# [Task goal]
Below are the records. List every line holding the word "image".

# [Records for the exercise]

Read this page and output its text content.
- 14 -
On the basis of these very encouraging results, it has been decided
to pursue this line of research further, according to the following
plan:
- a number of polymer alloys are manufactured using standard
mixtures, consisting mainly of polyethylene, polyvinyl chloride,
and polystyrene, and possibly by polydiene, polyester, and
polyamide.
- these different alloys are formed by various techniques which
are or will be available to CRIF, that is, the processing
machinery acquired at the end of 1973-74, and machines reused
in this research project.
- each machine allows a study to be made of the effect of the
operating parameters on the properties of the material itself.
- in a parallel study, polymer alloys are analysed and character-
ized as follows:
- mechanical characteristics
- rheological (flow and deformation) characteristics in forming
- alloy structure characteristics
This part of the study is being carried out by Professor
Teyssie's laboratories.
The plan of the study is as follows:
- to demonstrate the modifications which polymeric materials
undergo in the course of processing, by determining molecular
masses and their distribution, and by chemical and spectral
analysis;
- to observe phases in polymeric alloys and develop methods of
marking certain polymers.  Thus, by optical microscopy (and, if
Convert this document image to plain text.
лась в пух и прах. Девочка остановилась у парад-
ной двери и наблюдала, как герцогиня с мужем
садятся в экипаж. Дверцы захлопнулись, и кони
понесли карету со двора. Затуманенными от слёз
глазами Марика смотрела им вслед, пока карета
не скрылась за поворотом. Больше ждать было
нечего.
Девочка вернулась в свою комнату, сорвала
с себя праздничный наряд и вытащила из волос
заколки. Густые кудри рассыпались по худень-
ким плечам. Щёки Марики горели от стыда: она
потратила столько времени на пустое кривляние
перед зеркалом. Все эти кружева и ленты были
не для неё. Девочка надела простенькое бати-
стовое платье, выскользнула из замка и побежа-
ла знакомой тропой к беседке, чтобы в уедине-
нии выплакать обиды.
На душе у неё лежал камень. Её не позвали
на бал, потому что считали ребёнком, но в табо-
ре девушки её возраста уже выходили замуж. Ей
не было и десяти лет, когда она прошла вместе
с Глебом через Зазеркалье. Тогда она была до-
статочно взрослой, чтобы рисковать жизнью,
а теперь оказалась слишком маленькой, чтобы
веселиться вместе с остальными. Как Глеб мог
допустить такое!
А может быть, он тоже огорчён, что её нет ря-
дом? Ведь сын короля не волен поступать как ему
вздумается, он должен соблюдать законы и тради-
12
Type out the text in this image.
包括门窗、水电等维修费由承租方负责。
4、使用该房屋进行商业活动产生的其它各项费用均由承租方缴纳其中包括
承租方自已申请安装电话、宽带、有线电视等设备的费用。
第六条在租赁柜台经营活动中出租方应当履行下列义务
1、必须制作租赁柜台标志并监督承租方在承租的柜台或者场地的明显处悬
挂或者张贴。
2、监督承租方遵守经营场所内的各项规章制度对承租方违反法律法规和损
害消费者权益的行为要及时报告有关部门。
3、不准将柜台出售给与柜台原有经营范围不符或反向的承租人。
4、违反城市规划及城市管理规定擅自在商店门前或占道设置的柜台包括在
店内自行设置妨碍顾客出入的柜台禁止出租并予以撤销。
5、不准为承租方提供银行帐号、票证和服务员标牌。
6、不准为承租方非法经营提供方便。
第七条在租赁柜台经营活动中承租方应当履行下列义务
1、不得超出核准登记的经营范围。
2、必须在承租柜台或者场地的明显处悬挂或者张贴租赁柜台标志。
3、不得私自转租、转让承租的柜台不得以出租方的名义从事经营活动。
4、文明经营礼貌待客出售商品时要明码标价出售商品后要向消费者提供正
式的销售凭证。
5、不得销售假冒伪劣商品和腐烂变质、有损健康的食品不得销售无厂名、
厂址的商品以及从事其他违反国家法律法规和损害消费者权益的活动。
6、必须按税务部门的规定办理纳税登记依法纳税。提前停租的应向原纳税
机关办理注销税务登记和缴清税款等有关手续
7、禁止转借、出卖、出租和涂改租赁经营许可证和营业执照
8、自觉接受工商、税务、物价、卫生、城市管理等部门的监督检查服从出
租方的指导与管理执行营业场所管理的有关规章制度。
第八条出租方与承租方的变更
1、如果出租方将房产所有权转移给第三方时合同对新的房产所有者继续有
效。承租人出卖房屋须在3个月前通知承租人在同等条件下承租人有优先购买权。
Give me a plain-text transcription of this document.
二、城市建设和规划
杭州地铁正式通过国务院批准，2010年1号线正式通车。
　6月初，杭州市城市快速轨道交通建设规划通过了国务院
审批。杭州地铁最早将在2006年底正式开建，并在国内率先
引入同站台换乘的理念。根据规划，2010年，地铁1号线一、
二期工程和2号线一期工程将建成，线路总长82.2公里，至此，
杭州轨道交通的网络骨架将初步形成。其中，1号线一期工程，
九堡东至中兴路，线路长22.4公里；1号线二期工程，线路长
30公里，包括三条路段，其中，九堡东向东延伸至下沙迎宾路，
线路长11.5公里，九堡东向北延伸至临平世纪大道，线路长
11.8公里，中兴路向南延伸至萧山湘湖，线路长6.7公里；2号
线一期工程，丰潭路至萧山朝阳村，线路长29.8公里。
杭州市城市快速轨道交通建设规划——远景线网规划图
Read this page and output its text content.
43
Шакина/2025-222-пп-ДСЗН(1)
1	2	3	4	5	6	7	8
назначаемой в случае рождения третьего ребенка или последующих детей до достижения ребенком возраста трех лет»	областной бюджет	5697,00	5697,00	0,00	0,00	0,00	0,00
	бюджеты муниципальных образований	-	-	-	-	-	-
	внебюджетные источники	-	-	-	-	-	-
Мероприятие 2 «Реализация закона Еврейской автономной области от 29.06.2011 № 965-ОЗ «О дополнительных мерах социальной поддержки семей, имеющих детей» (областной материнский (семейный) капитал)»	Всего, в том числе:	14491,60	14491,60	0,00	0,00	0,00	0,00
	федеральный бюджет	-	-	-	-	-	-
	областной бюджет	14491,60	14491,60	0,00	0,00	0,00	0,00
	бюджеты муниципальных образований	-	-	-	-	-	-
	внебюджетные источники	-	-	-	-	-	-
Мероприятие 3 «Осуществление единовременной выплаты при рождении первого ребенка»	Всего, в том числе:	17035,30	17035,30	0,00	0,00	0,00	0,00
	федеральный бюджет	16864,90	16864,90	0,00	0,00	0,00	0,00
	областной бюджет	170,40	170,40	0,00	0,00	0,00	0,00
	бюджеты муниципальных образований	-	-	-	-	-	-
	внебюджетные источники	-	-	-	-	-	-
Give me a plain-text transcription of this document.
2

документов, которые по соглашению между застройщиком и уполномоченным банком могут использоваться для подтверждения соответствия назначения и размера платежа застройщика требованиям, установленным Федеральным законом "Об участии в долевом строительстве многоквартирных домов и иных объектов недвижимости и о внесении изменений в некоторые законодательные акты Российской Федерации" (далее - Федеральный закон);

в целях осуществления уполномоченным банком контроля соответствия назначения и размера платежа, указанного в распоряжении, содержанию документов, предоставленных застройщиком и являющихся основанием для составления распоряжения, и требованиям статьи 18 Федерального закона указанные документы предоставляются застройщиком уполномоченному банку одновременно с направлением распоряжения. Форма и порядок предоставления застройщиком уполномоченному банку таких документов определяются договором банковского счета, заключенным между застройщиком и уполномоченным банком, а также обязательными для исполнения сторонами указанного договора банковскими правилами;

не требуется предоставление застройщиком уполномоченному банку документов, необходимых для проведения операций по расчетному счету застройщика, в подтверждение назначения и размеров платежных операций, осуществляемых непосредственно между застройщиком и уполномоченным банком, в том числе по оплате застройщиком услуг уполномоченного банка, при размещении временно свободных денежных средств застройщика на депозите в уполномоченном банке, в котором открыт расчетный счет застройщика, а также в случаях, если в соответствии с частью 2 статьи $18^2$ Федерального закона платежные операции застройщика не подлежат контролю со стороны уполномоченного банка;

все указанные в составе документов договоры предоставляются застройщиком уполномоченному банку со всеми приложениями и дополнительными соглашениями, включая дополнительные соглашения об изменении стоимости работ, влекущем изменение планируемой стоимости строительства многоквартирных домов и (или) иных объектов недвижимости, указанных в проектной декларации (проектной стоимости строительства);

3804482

# [Solved exercise]
Convert this document image to plain text.
Type out the text in this image.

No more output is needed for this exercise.